WHAT THE EXERCISE ASKS:
Identify each line holding the string "xlabel" and copy it.

[Stored data]
____

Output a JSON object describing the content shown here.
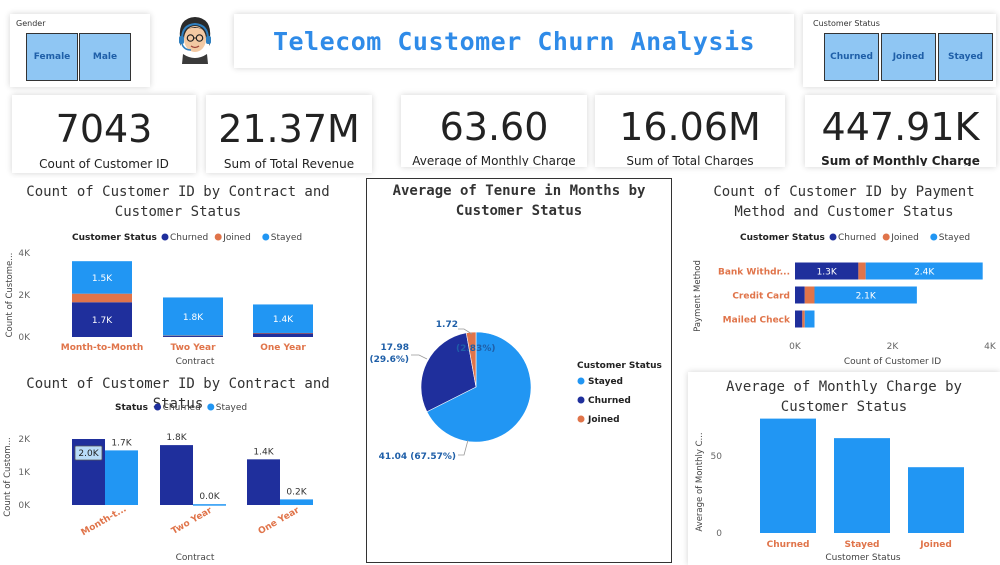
{
  "dashboard": {
    "title": "Telecom Customer Churn Analysis",
    "avatar_icon": "support-agent-avatar-icon"
  },
  "slicers": {
    "gender": {
      "label": "Gender",
      "options": [
        "Female",
        "Male"
      ]
    },
    "status": {
      "label": "Customer Status",
      "options": [
        "Churned",
        "Joined",
        "Stayed"
      ]
    }
  },
  "kpis": [
    {
      "value": "7043",
      "label": "Count of Customer ID"
    },
    {
      "value": "21.37M",
      "label": "Sum of Total Revenue"
    },
    {
      "value": "63.60",
      "label": "Average of Monthly Charge"
    },
    {
      "value": "16.06M",
      "label": "Sum of Total Charges"
    },
    {
      "value": "447.91K",
      "label": "Sum of Monthly Charge"
    }
  ],
  "colors": {
    "churned": "#1f2f9c",
    "joined": "#e0744a",
    "stayed": "#2196f3",
    "category_label": "#e0744a"
  },
  "chart_data": [
    {
      "type": "bar",
      "subtype": "stacked-column",
      "title": "Count of Customer ID by Contract and Customer Status",
      "legend_title": "Customer Status",
      "legend_position": "top",
      "xlabel": "Contract",
      "ylabel": "Count of Custome...",
      "categories": [
        "Month-to-Month",
        "Two Year",
        "One Year"
      ],
      "ylim": [
        0,
        4000
      ],
      "yticks": [
        "0K",
        "2K",
        "4K"
      ],
      "series": [
        {
          "name": "Churned",
          "values": [
            1655,
            48,
            166
          ],
          "labels": [
            "1.7K",
            "",
            ""
          ]
        },
        {
          "name": "Joined",
          "values": [
            408,
            20,
            26
          ],
          "labels": [
            "",
            "",
            ""
          ]
        },
        {
          "name": "Stayed",
          "values": [
            1547,
            1815,
            1358
          ],
          "labels": [
            "1.5K",
            "1.8K",
            "1.4K"
          ]
        }
      ]
    },
    {
      "type": "bar",
      "subtype": "clustered-column",
      "title": "Count of Customer ID by Contract and Status",
      "legend_title": "Status",
      "legend_position": "top",
      "xlabel": "Contract",
      "ylabel": "Count of Custom...",
      "categories": [
        "Month-t...",
        "Two Year",
        "One Year"
      ],
      "ylim": [
        0,
        2000
      ],
      "yticks": [
        "0K",
        "1K",
        "2K"
      ],
      "series": [
        {
          "name": "Churned",
          "values": [
            2000,
            1815,
            1384
          ],
          "labels": [
            "2.0K",
            "1.8K",
            "1.4K"
          ]
        },
        {
          "name": "Stayed",
          "values": [
            1655,
            25,
            170
          ],
          "labels": [
            "1.7K",
            "0.0K",
            "0.2K"
          ]
        }
      ]
    },
    {
      "type": "pie",
      "title": "Average of Tenure in Months by Customer Status",
      "legend_title": "Customer Status",
      "legend_position": "right",
      "series": [
        {
          "name": "Stayed",
          "value": 41.04,
          "label": "41.04 (67.57%)"
        },
        {
          "name": "Churned",
          "value": 17.98,
          "label": "17.98 (29.6%)",
          "label_line1": "17.98",
          "label_line2": "(29.6%)"
        },
        {
          "name": "Joined",
          "value": 1.72,
          "label": "1.72 (2.83%)",
          "label_line1": "1.72",
          "label_line2": "(2.83%)"
        }
      ]
    },
    {
      "type": "bar",
      "subtype": "stacked-bar",
      "title": "Count of Customer ID by Payment Method and Customer Status",
      "legend_title": "Customer Status",
      "legend_position": "top",
      "xlabel": "Count of Customer ID",
      "ylabel": "Payment Method",
      "categories": [
        "Bank Withdr...",
        "Credit Card",
        "Mailed Check"
      ],
      "xlim": [
        0,
        4000
      ],
      "xticks": [
        "0K",
        "2K",
        "4K"
      ],
      "series": [
        {
          "name": "Churned",
          "values": [
            1300,
            200,
            150
          ],
          "labels": [
            "1.3K",
            "",
            ""
          ]
        },
        {
          "name": "Joined",
          "values": [
            150,
            200,
            50
          ],
          "labels": [
            "",
            "",
            ""
          ]
        },
        {
          "name": "Stayed",
          "values": [
            2400,
            2100,
            200
          ],
          "labels": [
            "2.4K",
            "2.1K",
            ""
          ]
        }
      ]
    },
    {
      "type": "bar",
      "subtype": "column",
      "title": "Average of Monthly Charge by Customer Status",
      "xlabel": "Customer Status",
      "ylabel": "Average of Monthly C...",
      "categories": [
        "Churned",
        "Stayed",
        "Joined"
      ],
      "values": [
        74.4,
        61.7,
        42.8
      ],
      "ylim": [
        0,
        80
      ],
      "yticks": [
        "0",
        "50"
      ]
    }
  ]
}
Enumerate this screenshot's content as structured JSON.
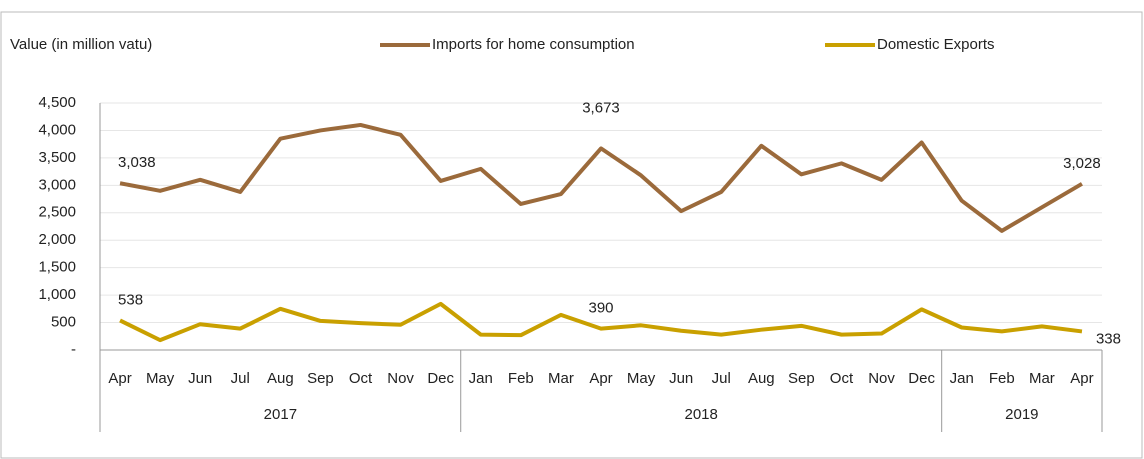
{
  "chart_data": {
    "type": "line",
    "y_axis_label": "Value (in million vatu)",
    "categories": [
      "Apr",
      "May",
      "Jun",
      "Jul",
      "Aug",
      "Sep",
      "Oct",
      "Nov",
      "Dec",
      "Jan",
      "Feb",
      "Mar",
      "Apr",
      "May",
      "Jun",
      "Jul",
      "Aug",
      "Sep",
      "Oct",
      "Nov",
      "Dec",
      "Jan",
      "Feb",
      "Mar",
      "Apr"
    ],
    "year_groups": [
      {
        "label": "2017",
        "start": 0,
        "end": 8
      },
      {
        "label": "2018",
        "start": 9,
        "end": 20
      },
      {
        "label": "2019",
        "start": 21,
        "end": 24
      }
    ],
    "series": [
      {
        "name": "Imports for home consumption",
        "color": "#9b6a3b",
        "values": [
          3038,
          2900,
          3100,
          2880,
          3850,
          4000,
          4100,
          3920,
          3080,
          3300,
          2660,
          2840,
          3673,
          3180,
          2530,
          2880,
          3720,
          3200,
          3400,
          3100,
          3780,
          2720,
          2170,
          2600,
          3028
        ],
        "value_labels": [
          "3,038",
          null,
          null,
          null,
          null,
          null,
          null,
          null,
          null,
          null,
          null,
          null,
          "3,673",
          null,
          null,
          null,
          null,
          null,
          null,
          null,
          null,
          null,
          null,
          null,
          "3,028"
        ]
      },
      {
        "name": "Domestic Exports",
        "color": "#c9a000",
        "values": [
          538,
          180,
          470,
          390,
          750,
          530,
          490,
          460,
          840,
          280,
          270,
          640,
          390,
          450,
          350,
          280,
          370,
          440,
          280,
          300,
          740,
          410,
          340,
          430,
          338
        ],
        "value_labels": [
          "538",
          null,
          null,
          null,
          null,
          null,
          null,
          null,
          null,
          null,
          null,
          null,
          "390",
          null,
          null,
          null,
          null,
          null,
          null,
          null,
          null,
          null,
          null,
          null,
          "338"
        ]
      }
    ],
    "ylim": [
      0,
      4500
    ],
    "yticks": [
      {
        "value": 0,
        "label": "-"
      },
      {
        "value": 500,
        "label": "500"
      },
      {
        "value": 1000,
        "label": "1,000"
      },
      {
        "value": 1500,
        "label": "1,500"
      },
      {
        "value": 2000,
        "label": "2,000"
      },
      {
        "value": 2500,
        "label": "2,500"
      },
      {
        "value": 3000,
        "label": "3,000"
      },
      {
        "value": 3500,
        "label": "3,500"
      },
      {
        "value": 4000,
        "label": "4,000"
      },
      {
        "value": 4500,
        "label": "4,500"
      }
    ],
    "grid": true,
    "legend": "top"
  }
}
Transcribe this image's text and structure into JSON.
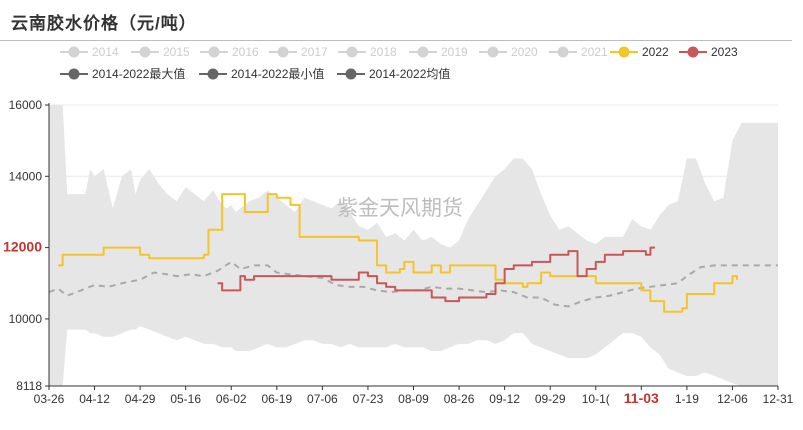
{
  "page": {
    "title": "云南胶水价格（元/吨）",
    "watermark": "紫金天风期货"
  },
  "colors": {
    "band": "#e6e6e6",
    "avg": "#a9a9a9",
    "y2022": "#f5c42b",
    "y2023": "#c9575a",
    "inactive": "#d3d3d3",
    "stat": "#666666",
    "highlight": "#c23531",
    "grid": "#e9e9e9"
  },
  "legend": [
    {
      "label": "2014",
      "active": false,
      "color": "#d3d3d3"
    },
    {
      "label": "2015",
      "active": false,
      "color": "#d3d3d3"
    },
    {
      "label": "2016",
      "active": false,
      "color": "#d3d3d3"
    },
    {
      "label": "2017",
      "active": false,
      "color": "#d3d3d3"
    },
    {
      "label": "2018",
      "active": false,
      "color": "#d3d3d3"
    },
    {
      "label": "2019",
      "active": false,
      "color": "#d3d3d3"
    },
    {
      "label": "2020",
      "active": false,
      "color": "#d3d3d3"
    },
    {
      "label": "2021",
      "active": false,
      "color": "#d3d3d3"
    },
    {
      "label": "2022",
      "active": true,
      "color": "#f5c42b"
    },
    {
      "label": "2023",
      "active": true,
      "color": "#c9575a"
    },
    {
      "label": "2014-2022最大值",
      "active": true,
      "color": "#666666"
    },
    {
      "label": "2014-2022最小值",
      "active": true,
      "color": "#666666"
    },
    {
      "label": "2014-2022均值",
      "active": true,
      "color": "#666666"
    }
  ],
  "chart_data": {
    "type": "line",
    "title": "云南胶水价格（元/吨）",
    "x_ticks": [
      "03-26",
      "04-12",
      "04-29",
      "05-16",
      "06-02",
      "06-19",
      "07-06",
      "07-23",
      "08-09",
      "08-26",
      "09-12",
      "09-29",
      "10-1(",
      "11-03",
      "1-19",
      "12-06",
      "12-31"
    ],
    "highlight_x": "11-03",
    "ylim": [
      8118,
      16000
    ],
    "y_ticks": [
      8118,
      10000,
      12000,
      14000,
      16000
    ],
    "highlight_y": "12000",
    "grid": true,
    "legend_position": "top",
    "band": {
      "x": [
        0,
        0.1,
        0.2,
        0.3,
        0.4,
        0.6,
        0.8,
        0.9,
        1,
        1.2,
        1.4,
        1.6,
        1.8,
        1.9,
        2,
        2.2,
        2.4,
        2.6,
        2.8,
        3,
        3.2,
        3.4,
        3.6,
        3.8,
        3.9,
        4,
        4.1,
        4.2,
        4.4,
        4.6,
        4.8,
        5,
        5.2,
        5.4,
        5.6,
        5.8,
        6,
        6.2,
        6.4,
        6.6,
        6.8,
        7,
        7.2,
        7.4,
        7.6,
        7.8,
        8,
        8.2,
        8.4,
        8.6,
        8.8,
        9,
        9.2,
        9.4,
        9.6,
        9.8,
        10,
        10.2,
        10.4,
        10.6,
        10.8,
        11,
        11.2,
        11.4,
        11.6,
        11.8,
        12,
        12.2,
        12.4,
        12.6,
        12.8,
        13,
        13.2,
        13.4,
        13.6,
        13.8,
        14,
        14.2,
        14.4,
        14.6,
        14.8,
        15,
        15.2,
        15.4,
        15.6,
        15.8,
        16
      ],
      "max": [
        16000,
        16000,
        16000,
        16000,
        13500,
        13500,
        13500,
        14200,
        14000,
        14200,
        13100,
        14000,
        14200,
        13500,
        13900,
        14200,
        13800,
        13500,
        13300,
        13700,
        13500,
        13300,
        13600,
        13200,
        13100,
        13200,
        13000,
        13100,
        13300,
        13400,
        13600,
        13400,
        13200,
        13000,
        13400,
        13300,
        13200,
        13100,
        13300,
        13000,
        12600,
        12500,
        12700,
        12300,
        12400,
        12200,
        12500,
        12200,
        12300,
        12100,
        12000,
        12200,
        12800,
        13200,
        13600,
        14000,
        14200,
        14500,
        14500,
        14200,
        13500,
        12900,
        12500,
        12600,
        12400,
        12200,
        12100,
        12300,
        12300,
        12300,
        12800,
        12600,
        12500,
        12900,
        13200,
        13300,
        14500,
        14500,
        13800,
        13300,
        13400,
        15000,
        15500,
        15500,
        15500,
        15500,
        15500
      ],
      "min": [
        8118,
        8118,
        8118,
        8118,
        9700,
        9700,
        9700,
        9600,
        9600,
        9500,
        9500,
        9600,
        9700,
        9700,
        9800,
        9700,
        9600,
        9500,
        9400,
        9500,
        9400,
        9300,
        9300,
        9200,
        9200,
        9200,
        9100,
        9100,
        9100,
        9200,
        9300,
        9200,
        9200,
        9300,
        9400,
        9400,
        9300,
        9300,
        9200,
        9300,
        9200,
        9200,
        9200,
        9200,
        9300,
        9200,
        9200,
        9200,
        9100,
        9100,
        9200,
        9300,
        9300,
        9400,
        9400,
        9300,
        9400,
        9600,
        9600,
        9300,
        9200,
        9100,
        9000,
        8900,
        8900,
        8900,
        9000,
        9200,
        9400,
        9600,
        9600,
        9500,
        9200,
        9000,
        8600,
        8500,
        8400,
        8400,
        8500,
        8400,
        8300,
        8200,
        8118,
        8118,
        8118,
        8118,
        8118
      ]
    },
    "series": [
      {
        "name": "2014-2022均值",
        "x": [
          0,
          0.2,
          0.4,
          0.7,
          1,
          1.3,
          1.6,
          2,
          2.3,
          2.6,
          2.8,
          3.1,
          3.4,
          3.7,
          4,
          4.2,
          4.5,
          4.8,
          5,
          5.3,
          5.6,
          6,
          6.3,
          6.6,
          6.9,
          7.2,
          7.5,
          7.8,
          8.1,
          8.4,
          8.7,
          9,
          9.3,
          9.6,
          9.9,
          10.2,
          10.5,
          10.8,
          11.1,
          11.4,
          11.7,
          12,
          12.3,
          12.6,
          12.9,
          13.2,
          13.5,
          13.8,
          14,
          14.3,
          14.6,
          15,
          15.3,
          15.6,
          16
        ],
        "values": [
          10750,
          10850,
          10650,
          10800,
          10950,
          10900,
          11000,
          11100,
          11300,
          11250,
          11200,
          11250,
          11200,
          11350,
          11600,
          11400,
          11500,
          11500,
          11300,
          11250,
          11200,
          11150,
          10950,
          10900,
          10900,
          10800,
          10750,
          10800,
          10800,
          10900,
          10850,
          10850,
          10800,
          10750,
          10800,
          10750,
          10600,
          10600,
          10400,
          10350,
          10500,
          10600,
          10650,
          10750,
          10850,
          10900,
          10950,
          11000,
          11200,
          11450,
          11500,
          11500,
          11500,
          11500,
          11500
        ]
      },
      {
        "name": "2022",
        "x": [
          0.2,
          0.3,
          0.5,
          0.8,
          1,
          1.2,
          1.5,
          1.8,
          2,
          2.2,
          2.5,
          2.8,
          3,
          3.2,
          3.4,
          3.5,
          3.7,
          3.8,
          4,
          4.3,
          4.5,
          4.8,
          5,
          5.3,
          5.5,
          5.7,
          6,
          6.3,
          6.5,
          6.8,
          6.9,
          7,
          7.2,
          7.4,
          7.5,
          7.7,
          7.8,
          8,
          8.2,
          8.4,
          8.5,
          8.6,
          8.8,
          9,
          9.2,
          9.4,
          9.6,
          9.8,
          10,
          10.2,
          10.4,
          10.5,
          10.6,
          10.8,
          11,
          11.2,
          11.3,
          11.5,
          11.7,
          12,
          12.2,
          12.4,
          12.6,
          12.8,
          13,
          13.1,
          13.2,
          13.3,
          13.5,
          13.7,
          13.9,
          14,
          14.2,
          14.4,
          14.6,
          14.8,
          15,
          15.1
        ],
        "values": [
          11500,
          11800,
          11800,
          11800,
          11800,
          12000,
          12000,
          12000,
          11800,
          11700,
          11700,
          11700,
          11700,
          11700,
          11800,
          12500,
          12500,
          13500,
          13500,
          13000,
          13000,
          13500,
          13400,
          13200,
          12300,
          12300,
          12300,
          12300,
          12300,
          12200,
          12200,
          12200,
          11500,
          11300,
          11300,
          11400,
          11600,
          11300,
          11300,
          11500,
          11500,
          11300,
          11500,
          11500,
          11500,
          11500,
          11500,
          11100,
          11000,
          11000,
          10900,
          11000,
          11000,
          11300,
          11200,
          11200,
          11200,
          11200,
          11200,
          11000,
          11000,
          11000,
          11000,
          11000,
          10800,
          10800,
          10500,
          10500,
          10200,
          10200,
          10300,
          10700,
          10700,
          10700,
          11000,
          11000,
          11200,
          11100
        ]
      },
      {
        "name": "2023",
        "x": [
          3.7,
          3.8,
          3.9,
          4,
          4.2,
          4.3,
          4.4,
          4.5,
          4.6,
          4.8,
          5,
          5.2,
          5.4,
          5.6,
          5.8,
          6,
          6.2,
          6.4,
          6.6,
          6.8,
          7,
          7.2,
          7.4,
          7.6,
          7.8,
          8,
          8.2,
          8.4,
          8.5,
          8.7,
          8.9,
          9,
          9.2,
          9.4,
          9.6,
          9.8,
          10,
          10.2,
          10.4,
          10.6,
          10.8,
          11,
          11.2,
          11.4,
          11.6,
          11.8,
          12,
          12.2,
          12.4,
          12.6,
          12.8,
          13,
          13.1,
          13.2,
          13.3
        ],
        "values": [
          11000,
          10800,
          10800,
          10800,
          11200,
          11100,
          11100,
          11200,
          11200,
          11200,
          11200,
          11200,
          11200,
          11200,
          11200,
          11200,
          11100,
          11100,
          11100,
          11300,
          11200,
          11000,
          10900,
          10800,
          10800,
          10800,
          10800,
          10600,
          10600,
          10500,
          10500,
          10600,
          10600,
          10600,
          10700,
          11000,
          11400,
          11500,
          11500,
          11600,
          11600,
          11800,
          11800,
          11900,
          11200,
          11400,
          11600,
          11800,
          11800,
          11900,
          11900,
          11900,
          11800,
          12000,
          12000
        ]
      }
    ]
  }
}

____

REPLY:
      "xlabel": "Contract",
      "xlabel": "Contract",
      "xlabel": "Count of Customer ID",
      "xlabel": "Customer Status",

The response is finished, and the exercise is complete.